Materials provided:
#####
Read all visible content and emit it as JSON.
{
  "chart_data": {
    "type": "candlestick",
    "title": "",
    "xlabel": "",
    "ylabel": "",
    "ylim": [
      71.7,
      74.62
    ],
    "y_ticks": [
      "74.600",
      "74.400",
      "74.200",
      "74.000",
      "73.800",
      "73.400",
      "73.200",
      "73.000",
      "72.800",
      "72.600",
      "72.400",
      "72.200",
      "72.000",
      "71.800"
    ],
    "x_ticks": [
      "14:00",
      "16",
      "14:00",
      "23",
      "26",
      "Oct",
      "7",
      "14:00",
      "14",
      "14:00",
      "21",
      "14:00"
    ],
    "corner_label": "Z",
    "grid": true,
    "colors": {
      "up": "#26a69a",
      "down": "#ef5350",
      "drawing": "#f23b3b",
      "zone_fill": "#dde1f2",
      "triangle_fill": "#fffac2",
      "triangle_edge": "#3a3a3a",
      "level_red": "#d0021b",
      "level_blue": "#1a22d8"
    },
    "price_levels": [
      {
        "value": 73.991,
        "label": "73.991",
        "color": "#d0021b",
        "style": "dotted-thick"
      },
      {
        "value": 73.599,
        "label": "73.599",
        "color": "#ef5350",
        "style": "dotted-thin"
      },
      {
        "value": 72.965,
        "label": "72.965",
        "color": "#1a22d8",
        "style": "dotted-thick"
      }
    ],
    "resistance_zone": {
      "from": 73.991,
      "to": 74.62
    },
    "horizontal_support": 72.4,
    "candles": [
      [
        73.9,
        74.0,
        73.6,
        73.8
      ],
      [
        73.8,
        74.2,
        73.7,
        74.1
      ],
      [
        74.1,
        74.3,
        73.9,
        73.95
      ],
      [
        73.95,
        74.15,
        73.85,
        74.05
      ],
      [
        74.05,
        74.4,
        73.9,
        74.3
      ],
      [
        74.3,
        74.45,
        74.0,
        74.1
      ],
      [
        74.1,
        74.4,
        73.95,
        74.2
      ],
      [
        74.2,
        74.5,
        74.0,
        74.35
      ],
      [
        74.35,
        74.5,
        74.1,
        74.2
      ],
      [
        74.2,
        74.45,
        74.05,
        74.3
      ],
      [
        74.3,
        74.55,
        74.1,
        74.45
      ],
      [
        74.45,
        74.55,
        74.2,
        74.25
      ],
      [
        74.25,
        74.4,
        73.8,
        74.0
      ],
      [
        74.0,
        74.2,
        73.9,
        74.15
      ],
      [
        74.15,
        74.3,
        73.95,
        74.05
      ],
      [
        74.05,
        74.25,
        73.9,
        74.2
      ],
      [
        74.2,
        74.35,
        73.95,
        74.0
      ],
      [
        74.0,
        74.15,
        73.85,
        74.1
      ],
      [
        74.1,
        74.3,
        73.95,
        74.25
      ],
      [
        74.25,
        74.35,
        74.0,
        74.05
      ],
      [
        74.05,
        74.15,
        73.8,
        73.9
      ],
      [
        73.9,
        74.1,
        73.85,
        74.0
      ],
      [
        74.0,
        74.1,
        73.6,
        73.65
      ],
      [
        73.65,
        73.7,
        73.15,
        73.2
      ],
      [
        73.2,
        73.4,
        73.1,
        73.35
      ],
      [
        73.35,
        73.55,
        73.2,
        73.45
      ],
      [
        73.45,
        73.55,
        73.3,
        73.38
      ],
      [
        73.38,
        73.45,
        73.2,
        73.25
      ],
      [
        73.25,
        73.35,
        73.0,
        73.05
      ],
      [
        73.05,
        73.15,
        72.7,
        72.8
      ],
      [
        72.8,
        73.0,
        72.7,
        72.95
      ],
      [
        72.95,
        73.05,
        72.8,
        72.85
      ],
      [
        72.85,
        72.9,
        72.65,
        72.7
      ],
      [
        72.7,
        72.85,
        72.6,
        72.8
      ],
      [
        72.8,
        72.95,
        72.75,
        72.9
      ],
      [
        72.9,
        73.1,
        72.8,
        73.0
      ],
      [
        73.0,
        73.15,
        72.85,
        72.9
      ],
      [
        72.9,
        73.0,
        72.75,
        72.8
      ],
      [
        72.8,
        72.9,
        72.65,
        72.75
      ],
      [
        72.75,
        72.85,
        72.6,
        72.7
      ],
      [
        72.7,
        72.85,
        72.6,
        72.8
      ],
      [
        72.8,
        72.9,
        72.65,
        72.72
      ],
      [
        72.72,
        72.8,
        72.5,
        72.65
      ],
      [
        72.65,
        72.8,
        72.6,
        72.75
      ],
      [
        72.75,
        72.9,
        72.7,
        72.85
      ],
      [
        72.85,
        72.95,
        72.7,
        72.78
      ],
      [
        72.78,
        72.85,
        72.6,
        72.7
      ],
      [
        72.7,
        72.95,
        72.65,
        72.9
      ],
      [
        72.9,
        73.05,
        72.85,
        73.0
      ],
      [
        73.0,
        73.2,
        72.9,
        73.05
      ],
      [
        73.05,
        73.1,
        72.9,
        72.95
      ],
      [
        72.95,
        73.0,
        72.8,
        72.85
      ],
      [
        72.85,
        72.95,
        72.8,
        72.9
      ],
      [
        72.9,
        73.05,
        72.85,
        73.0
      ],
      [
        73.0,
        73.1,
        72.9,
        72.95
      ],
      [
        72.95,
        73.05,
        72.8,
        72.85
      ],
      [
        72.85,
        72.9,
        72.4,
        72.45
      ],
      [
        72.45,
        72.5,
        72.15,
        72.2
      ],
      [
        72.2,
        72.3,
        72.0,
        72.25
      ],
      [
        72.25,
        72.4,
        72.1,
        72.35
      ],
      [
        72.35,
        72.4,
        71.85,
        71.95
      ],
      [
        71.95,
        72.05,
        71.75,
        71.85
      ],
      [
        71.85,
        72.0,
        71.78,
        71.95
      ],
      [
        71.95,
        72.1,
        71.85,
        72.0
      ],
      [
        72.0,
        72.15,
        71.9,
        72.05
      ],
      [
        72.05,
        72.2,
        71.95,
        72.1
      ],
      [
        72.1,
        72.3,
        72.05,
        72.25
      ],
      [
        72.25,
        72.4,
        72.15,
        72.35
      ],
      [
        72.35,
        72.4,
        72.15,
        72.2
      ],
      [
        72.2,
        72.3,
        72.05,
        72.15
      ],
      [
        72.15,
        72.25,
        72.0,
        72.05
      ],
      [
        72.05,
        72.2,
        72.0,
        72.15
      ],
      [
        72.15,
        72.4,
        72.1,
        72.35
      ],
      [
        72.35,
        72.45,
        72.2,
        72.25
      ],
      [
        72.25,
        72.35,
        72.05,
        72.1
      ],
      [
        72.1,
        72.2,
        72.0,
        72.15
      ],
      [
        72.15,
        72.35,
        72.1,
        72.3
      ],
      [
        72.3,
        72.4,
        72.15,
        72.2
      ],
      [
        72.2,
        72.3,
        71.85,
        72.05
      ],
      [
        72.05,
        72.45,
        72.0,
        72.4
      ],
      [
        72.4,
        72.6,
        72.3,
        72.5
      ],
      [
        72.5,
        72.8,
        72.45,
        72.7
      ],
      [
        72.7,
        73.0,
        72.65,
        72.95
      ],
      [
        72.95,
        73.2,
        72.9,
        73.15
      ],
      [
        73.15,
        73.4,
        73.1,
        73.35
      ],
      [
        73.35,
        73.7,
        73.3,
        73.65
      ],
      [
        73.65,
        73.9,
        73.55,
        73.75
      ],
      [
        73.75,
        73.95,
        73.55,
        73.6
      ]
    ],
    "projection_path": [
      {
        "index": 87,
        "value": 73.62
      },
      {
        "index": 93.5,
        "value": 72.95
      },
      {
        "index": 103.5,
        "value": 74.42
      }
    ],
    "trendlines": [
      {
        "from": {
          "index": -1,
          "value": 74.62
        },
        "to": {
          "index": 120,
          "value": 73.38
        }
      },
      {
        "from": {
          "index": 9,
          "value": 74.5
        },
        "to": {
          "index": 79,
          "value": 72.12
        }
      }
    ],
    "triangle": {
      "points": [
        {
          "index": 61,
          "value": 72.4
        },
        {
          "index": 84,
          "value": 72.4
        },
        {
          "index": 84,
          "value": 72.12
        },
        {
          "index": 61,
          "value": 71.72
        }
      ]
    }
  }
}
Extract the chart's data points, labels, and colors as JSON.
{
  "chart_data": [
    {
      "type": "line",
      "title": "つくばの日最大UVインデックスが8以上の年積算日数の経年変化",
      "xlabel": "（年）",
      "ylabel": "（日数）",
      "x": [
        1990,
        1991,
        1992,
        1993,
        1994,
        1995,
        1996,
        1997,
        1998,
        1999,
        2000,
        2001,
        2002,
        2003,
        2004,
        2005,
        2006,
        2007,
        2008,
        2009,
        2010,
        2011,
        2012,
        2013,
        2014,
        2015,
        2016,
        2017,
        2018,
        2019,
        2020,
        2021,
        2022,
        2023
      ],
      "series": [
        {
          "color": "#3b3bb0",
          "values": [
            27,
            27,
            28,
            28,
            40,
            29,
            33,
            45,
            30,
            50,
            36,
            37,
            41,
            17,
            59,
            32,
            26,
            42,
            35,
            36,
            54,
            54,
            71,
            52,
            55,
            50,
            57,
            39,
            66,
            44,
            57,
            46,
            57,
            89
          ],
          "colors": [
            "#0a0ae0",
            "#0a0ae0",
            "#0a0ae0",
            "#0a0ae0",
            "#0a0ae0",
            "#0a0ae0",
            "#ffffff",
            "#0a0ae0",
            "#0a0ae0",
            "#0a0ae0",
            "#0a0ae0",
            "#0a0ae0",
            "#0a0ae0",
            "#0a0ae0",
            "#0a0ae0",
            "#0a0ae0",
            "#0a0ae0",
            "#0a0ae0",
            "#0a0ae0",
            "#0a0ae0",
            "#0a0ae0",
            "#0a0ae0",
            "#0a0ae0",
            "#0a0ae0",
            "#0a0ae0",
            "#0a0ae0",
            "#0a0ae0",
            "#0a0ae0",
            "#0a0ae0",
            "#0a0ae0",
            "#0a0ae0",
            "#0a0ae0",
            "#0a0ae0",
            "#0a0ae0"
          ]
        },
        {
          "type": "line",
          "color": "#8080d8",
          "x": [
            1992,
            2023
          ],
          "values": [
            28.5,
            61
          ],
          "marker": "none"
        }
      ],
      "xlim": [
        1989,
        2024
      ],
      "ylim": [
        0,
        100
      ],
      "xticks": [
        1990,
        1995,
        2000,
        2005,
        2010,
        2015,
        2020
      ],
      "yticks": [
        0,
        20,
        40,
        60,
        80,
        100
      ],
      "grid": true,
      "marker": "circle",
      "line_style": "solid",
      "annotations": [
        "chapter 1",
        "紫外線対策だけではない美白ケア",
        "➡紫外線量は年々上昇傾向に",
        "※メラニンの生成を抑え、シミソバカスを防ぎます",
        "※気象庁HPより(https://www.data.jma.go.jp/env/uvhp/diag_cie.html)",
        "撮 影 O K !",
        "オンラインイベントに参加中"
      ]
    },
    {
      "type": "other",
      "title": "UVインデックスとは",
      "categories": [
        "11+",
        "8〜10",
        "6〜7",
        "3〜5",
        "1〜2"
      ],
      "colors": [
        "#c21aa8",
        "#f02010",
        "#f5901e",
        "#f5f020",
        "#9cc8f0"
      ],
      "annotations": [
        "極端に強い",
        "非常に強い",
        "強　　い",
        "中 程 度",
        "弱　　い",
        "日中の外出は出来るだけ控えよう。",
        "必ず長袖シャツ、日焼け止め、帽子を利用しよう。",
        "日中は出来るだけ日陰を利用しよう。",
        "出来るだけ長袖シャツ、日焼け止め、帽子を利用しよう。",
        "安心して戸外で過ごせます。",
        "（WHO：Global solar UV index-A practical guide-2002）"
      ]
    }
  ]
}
#####
Exercise:
Copy each line containing the word "points" from the data.

Answer to the task:
      "points": [
Extract the chart's data points, labels, and colors as JSON.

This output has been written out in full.